OBJECTIVE:
Which lines of the records contain "colors"? Collect every one of them.

Data entries for graphics
◇ ◇ ◇ ◇ ◇

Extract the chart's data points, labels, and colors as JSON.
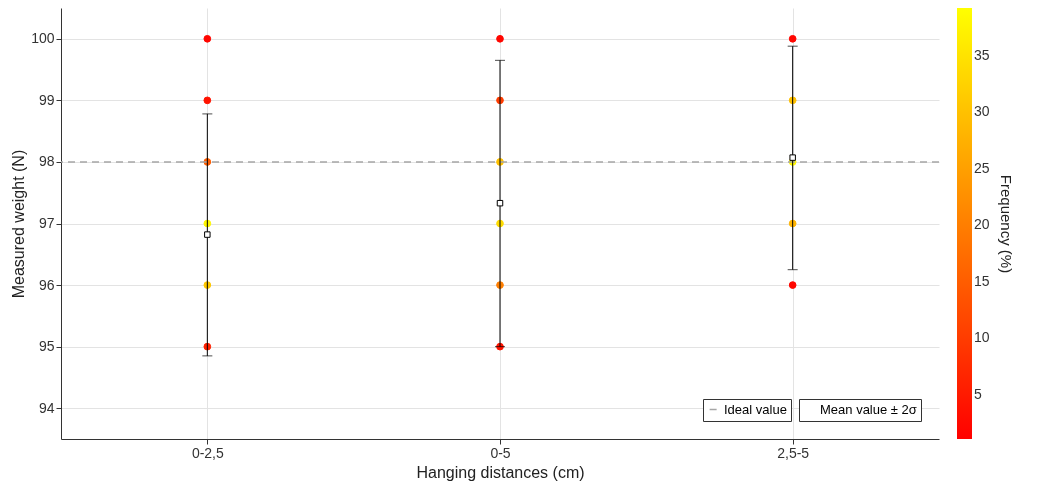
{
  "chart_data": {
    "type": "scatter",
    "xlabel": "Hanging distances (cm)",
    "ylabel": "Measured weight (N)",
    "clabel": "Frequency (%)",
    "categories": [
      "0-2,5",
      "0-5",
      "2,5-5"
    ],
    "series": [
      {
        "marker": "circle",
        "x": [
          "0-2,5",
          "0-2,5",
          "0-2,5",
          "0-2,5",
          "0-2,5",
          "0-2,5",
          "0-5",
          "0-5",
          "0-5",
          "0-5",
          "0-5",
          "0-5",
          "2,5-5",
          "2,5-5",
          "2,5-5",
          "2,5-5",
          "2,5-5"
        ],
        "values": [
          100,
          99,
          98,
          97,
          96,
          95,
          100,
          99,
          98,
          97,
          96,
          95,
          100,
          99,
          98,
          97,
          96
        ],
        "cvalues": [
          2,
          4,
          15,
          38,
          31,
          6,
          2,
          10,
          30,
          34,
          20,
          4,
          2,
          30,
          38,
          28,
          2
        ],
        "colors": [
          "#ff0600",
          "#ff1300",
          "#ff5d00",
          "#fff700",
          "#ffc800",
          "#ff2100",
          "#ff0600",
          "#ff3c00",
          "#ffc100",
          "#ffdc00",
          "#ff7f00",
          "#ff1300",
          "#ff0600",
          "#ffc100",
          "#fff700",
          "#ffb400",
          "#ff0600"
        ]
      },
      {
        "name": "Mean value ± 2σ",
        "color": "#000000",
        "marker": "square",
        "x": [
          "0-2,5",
          "0-5",
          "2,5-5"
        ],
        "values": [
          96.82,
          97.33,
          98.07
        ],
        "errors": [
          [
            94.85,
            98.78
          ],
          [
            95.0,
            99.65
          ],
          [
            96.25,
            99.88
          ]
        ]
      }
    ],
    "ref_lines": [
      {
        "axis": "y",
        "value": 98,
        "label": "Ideal value",
        "line_style": "dashed",
        "color": "#a6a6a6"
      }
    ],
    "ylim": [
      93.5,
      100.5
    ],
    "yticks": [
      94,
      95,
      96,
      97,
      98,
      99,
      100
    ],
    "clim": [
      1.1,
      39.2
    ],
    "cticks": [
      5,
      10,
      15,
      20,
      25,
      30,
      35
    ],
    "grid": true,
    "legend": "bottom right"
  }
}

◇ ◇ ◇ ◇ ◇

EXERCISE SOLUTION:
Extract the chart's data points, labels, and colors as JSON.
        "colors": [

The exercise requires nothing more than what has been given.